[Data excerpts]
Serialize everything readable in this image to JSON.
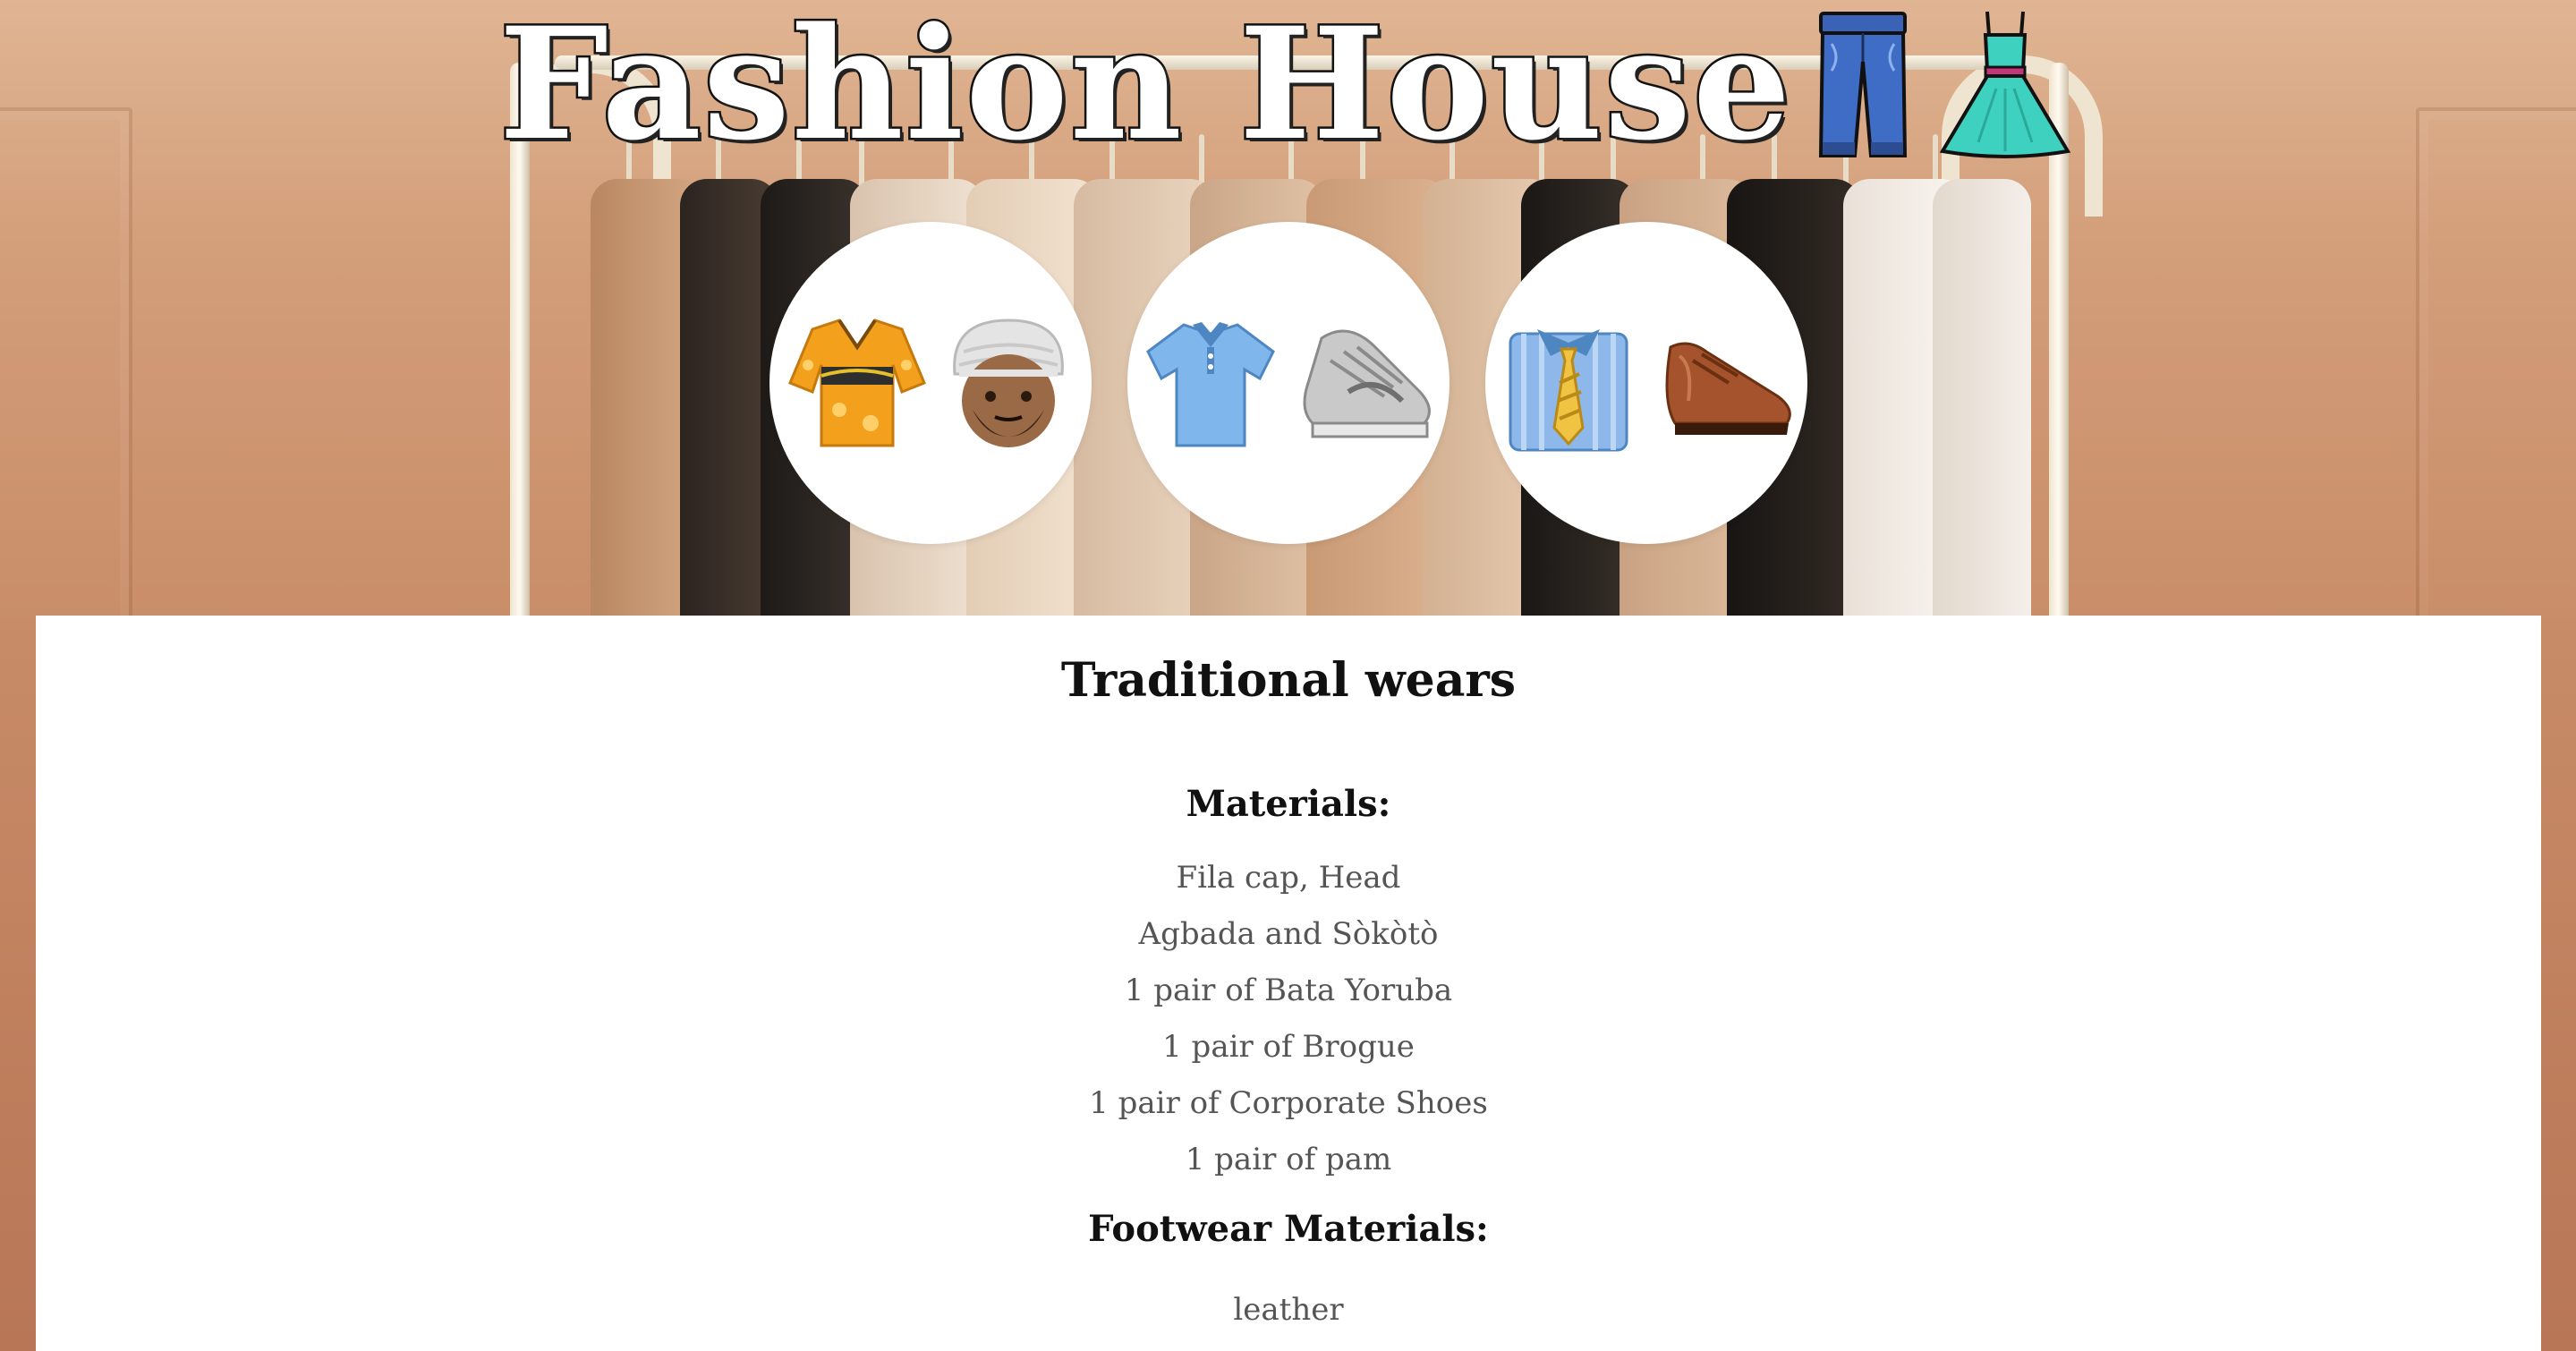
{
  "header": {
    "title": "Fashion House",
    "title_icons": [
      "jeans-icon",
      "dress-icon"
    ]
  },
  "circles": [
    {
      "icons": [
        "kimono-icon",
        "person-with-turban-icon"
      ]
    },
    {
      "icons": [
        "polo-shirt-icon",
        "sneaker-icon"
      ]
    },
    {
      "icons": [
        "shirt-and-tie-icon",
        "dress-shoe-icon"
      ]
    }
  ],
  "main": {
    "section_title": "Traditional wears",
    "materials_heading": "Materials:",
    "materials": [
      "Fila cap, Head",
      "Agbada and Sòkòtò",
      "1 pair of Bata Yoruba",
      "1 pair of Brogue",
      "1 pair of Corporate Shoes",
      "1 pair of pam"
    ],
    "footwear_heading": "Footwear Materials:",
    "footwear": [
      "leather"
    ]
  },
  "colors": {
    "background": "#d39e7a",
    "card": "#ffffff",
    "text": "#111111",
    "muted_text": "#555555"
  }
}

WHAT THE TASK REQUIRES
Reproduce every entry exactly, but omit each picture.

TASK ANSWER
Serialize everything readable in this image to JSON.
{
  "header": {
    "title": "Fashion House",
    "title_icons": [
      "jeans-icon",
      "dress-icon"
    ]
  },
  "circles": [
    {
      "icons": [
        "kimono-icon",
        "person-with-turban-icon"
      ]
    },
    {
      "icons": [
        "polo-shirt-icon",
        "sneaker-icon"
      ]
    },
    {
      "icons": [
        "shirt-and-tie-icon",
        "dress-shoe-icon"
      ]
    }
  ],
  "main": {
    "section_title": "Traditional wears",
    "materials_heading": "Materials:",
    "materials": [
      "Fila cap, Head",
      "Agbada and Sòkòtò",
      "1 pair of Bata Yoruba",
      "1 pair of Brogue",
      "1 pair of Corporate Shoes",
      "1 pair of pam"
    ],
    "footwear_heading": "Footwear Materials:",
    "footwear": [
      "leather"
    ]
  },
  "colors": {
    "background": "#d39e7a",
    "card": "#ffffff",
    "text": "#111111",
    "muted_text": "#555555"
  }
}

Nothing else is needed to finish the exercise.